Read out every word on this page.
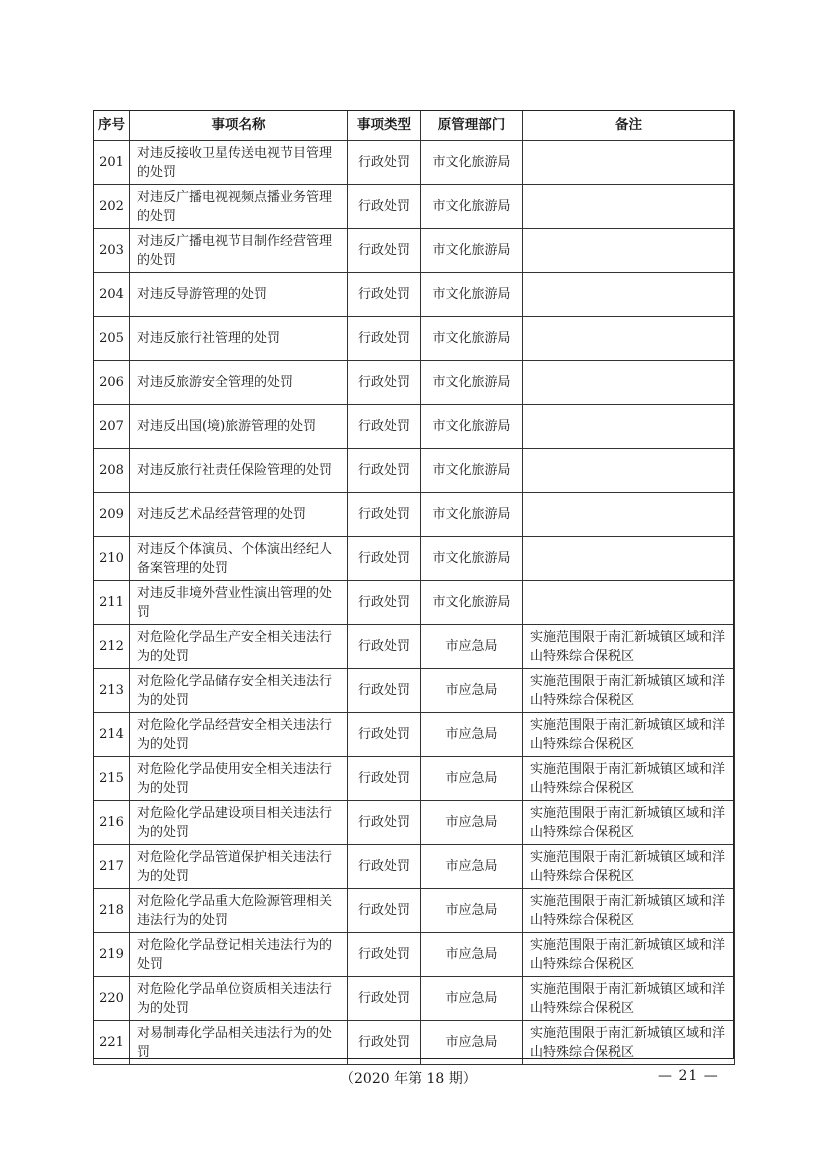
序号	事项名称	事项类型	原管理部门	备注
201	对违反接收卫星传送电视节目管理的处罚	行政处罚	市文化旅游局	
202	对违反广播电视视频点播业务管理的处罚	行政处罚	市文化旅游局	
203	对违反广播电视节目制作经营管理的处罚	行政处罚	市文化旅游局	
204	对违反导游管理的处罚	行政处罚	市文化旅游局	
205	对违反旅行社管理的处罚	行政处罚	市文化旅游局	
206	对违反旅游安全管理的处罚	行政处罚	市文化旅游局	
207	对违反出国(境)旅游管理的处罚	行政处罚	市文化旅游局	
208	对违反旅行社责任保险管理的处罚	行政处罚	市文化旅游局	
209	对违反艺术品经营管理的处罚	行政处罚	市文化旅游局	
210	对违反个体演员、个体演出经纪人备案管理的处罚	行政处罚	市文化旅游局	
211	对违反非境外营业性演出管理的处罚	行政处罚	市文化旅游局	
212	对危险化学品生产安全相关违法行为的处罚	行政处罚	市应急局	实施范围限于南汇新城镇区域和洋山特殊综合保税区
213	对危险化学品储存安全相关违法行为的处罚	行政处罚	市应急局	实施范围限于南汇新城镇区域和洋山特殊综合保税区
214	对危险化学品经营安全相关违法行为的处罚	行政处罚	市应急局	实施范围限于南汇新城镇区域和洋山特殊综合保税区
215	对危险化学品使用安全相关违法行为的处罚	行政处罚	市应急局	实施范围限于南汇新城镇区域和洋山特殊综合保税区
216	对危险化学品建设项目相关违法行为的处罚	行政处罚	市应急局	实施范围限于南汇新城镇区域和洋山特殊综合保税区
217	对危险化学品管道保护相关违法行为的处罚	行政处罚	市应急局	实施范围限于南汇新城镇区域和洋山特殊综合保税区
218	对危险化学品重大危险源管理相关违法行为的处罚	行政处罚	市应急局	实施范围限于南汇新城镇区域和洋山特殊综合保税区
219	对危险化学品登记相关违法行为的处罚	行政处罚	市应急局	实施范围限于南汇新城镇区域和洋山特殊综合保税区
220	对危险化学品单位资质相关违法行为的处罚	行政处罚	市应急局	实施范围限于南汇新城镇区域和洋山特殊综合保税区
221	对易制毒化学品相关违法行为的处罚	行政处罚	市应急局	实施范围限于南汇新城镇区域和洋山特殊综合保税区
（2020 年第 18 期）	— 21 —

-=-=-=-=-

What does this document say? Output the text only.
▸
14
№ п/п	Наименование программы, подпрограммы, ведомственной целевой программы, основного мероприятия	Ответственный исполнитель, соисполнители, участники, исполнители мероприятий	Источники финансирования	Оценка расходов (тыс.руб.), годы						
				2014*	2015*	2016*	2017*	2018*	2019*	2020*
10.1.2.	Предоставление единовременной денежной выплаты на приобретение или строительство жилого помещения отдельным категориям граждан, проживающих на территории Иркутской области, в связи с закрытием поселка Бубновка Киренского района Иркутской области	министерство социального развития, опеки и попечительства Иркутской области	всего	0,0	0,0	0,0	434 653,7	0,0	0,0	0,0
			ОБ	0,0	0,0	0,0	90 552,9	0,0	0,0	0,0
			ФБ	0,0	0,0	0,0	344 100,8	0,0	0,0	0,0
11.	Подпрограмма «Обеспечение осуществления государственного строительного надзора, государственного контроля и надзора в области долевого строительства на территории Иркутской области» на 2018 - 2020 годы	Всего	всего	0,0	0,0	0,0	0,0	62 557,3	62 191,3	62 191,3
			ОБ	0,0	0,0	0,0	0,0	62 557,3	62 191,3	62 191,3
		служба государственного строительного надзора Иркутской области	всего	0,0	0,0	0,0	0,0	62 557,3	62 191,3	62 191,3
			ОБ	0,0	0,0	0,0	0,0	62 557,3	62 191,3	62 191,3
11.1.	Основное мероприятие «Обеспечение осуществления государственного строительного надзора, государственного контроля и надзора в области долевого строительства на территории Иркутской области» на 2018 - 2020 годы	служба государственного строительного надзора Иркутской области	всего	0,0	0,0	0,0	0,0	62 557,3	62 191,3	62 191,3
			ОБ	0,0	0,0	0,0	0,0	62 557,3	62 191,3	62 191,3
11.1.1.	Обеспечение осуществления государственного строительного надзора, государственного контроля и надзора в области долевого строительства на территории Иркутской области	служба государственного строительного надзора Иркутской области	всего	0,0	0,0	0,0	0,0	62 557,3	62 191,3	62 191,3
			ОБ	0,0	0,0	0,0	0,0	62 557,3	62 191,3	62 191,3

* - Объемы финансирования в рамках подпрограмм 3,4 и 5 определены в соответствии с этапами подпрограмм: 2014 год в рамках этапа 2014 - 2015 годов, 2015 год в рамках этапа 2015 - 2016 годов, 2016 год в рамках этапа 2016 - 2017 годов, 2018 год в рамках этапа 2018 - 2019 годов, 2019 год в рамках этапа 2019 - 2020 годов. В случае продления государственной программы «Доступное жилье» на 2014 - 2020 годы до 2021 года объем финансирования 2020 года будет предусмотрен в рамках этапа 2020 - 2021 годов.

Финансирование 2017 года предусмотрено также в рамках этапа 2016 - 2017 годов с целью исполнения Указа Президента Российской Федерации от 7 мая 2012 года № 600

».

-=-=-=-=-

OBJECTIVE = Copy each line holding the word "this" from the listing above.

RESULT OF THE TASK =
Read out every word on this page.
What does this document say? Output the text only.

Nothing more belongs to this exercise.